Set task → Read through the data and count the lines that contain the string "text"; give only the result.

════

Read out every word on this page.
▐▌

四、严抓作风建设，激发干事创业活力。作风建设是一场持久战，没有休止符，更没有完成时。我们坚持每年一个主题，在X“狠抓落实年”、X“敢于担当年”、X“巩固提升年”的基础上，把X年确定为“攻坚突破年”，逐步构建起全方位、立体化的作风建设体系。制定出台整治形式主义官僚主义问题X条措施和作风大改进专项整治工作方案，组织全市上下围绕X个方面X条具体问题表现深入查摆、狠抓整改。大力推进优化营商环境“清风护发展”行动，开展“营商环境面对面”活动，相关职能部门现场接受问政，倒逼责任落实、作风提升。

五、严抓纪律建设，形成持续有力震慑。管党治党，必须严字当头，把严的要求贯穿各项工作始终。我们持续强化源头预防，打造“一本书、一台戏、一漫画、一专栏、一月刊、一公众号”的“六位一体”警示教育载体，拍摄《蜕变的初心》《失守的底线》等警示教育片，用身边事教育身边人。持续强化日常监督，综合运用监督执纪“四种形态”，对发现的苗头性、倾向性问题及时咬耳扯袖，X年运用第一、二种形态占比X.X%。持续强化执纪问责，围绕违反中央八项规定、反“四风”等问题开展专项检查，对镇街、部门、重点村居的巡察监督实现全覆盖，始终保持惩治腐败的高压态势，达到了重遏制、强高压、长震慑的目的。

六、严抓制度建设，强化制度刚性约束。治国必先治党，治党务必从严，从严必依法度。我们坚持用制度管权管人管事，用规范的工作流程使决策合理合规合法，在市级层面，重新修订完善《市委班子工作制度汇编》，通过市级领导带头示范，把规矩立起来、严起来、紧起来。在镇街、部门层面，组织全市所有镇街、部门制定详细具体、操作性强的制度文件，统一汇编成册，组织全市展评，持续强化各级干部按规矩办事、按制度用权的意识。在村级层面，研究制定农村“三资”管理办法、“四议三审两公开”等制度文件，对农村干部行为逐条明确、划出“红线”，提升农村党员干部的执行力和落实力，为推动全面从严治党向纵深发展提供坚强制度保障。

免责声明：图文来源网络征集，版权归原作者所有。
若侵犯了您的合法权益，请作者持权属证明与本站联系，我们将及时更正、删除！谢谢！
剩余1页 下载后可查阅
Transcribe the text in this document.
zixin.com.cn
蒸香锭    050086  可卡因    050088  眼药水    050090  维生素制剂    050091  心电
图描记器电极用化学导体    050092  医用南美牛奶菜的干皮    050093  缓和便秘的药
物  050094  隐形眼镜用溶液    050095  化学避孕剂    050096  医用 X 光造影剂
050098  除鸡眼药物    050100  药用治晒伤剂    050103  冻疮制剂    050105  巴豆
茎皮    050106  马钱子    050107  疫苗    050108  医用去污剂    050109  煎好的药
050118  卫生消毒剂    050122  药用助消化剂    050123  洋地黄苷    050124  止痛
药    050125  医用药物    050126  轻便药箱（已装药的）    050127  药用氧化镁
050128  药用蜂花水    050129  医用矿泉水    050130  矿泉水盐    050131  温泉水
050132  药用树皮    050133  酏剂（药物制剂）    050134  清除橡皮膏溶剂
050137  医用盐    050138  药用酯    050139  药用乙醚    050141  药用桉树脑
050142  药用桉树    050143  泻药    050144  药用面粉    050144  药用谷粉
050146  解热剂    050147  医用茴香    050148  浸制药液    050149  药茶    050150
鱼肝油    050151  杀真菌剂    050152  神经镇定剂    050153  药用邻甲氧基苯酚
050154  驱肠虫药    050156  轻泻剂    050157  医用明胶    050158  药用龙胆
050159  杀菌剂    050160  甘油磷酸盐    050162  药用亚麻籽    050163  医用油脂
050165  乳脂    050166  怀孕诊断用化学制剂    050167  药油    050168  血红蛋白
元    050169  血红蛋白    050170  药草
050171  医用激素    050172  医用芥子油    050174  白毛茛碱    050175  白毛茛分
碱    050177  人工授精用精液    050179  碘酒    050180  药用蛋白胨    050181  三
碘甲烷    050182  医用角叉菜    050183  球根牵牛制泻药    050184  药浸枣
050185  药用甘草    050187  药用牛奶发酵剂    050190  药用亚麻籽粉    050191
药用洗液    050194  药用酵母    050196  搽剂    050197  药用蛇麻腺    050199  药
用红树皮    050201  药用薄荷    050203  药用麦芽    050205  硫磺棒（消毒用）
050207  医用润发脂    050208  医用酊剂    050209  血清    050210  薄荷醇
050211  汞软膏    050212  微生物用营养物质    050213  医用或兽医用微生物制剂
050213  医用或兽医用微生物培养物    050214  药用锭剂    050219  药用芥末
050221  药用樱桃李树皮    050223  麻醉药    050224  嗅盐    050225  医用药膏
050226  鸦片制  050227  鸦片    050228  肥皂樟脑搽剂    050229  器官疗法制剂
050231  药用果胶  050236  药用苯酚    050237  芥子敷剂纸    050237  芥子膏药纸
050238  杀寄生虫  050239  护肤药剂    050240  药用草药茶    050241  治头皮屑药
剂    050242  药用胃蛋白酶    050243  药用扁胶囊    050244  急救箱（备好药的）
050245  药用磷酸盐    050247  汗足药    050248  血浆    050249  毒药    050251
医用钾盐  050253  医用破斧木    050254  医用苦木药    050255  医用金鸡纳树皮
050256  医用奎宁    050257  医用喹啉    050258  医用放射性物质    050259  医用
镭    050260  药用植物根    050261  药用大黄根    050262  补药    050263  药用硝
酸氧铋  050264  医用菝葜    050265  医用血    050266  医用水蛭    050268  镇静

════

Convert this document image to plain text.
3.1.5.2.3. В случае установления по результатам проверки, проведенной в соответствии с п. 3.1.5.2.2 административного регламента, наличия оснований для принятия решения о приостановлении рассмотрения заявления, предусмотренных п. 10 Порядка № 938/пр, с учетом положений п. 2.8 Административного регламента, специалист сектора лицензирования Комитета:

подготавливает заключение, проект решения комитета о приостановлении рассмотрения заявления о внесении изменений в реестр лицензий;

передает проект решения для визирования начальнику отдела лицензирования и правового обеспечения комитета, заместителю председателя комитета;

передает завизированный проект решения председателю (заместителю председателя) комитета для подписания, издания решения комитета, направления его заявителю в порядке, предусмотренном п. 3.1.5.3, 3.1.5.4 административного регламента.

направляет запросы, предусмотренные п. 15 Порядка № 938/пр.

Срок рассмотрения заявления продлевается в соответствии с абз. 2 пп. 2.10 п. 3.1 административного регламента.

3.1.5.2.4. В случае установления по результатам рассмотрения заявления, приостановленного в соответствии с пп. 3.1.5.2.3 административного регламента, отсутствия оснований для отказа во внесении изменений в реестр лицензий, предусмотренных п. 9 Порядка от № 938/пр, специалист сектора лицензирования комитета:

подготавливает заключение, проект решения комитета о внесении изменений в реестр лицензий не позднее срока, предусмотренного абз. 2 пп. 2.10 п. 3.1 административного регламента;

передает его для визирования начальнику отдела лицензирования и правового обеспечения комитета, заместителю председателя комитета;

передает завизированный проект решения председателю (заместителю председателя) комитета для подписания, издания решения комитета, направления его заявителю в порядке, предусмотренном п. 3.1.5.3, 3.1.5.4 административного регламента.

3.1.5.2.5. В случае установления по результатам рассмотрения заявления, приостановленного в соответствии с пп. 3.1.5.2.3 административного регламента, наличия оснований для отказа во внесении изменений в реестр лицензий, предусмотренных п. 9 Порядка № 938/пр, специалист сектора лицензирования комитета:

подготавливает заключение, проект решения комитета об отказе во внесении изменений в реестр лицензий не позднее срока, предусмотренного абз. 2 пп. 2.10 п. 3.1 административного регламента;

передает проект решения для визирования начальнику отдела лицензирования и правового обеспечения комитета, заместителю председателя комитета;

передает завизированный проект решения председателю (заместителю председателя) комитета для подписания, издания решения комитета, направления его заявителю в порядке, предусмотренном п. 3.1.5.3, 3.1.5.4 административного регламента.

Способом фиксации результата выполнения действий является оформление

════

Exercise solution → 2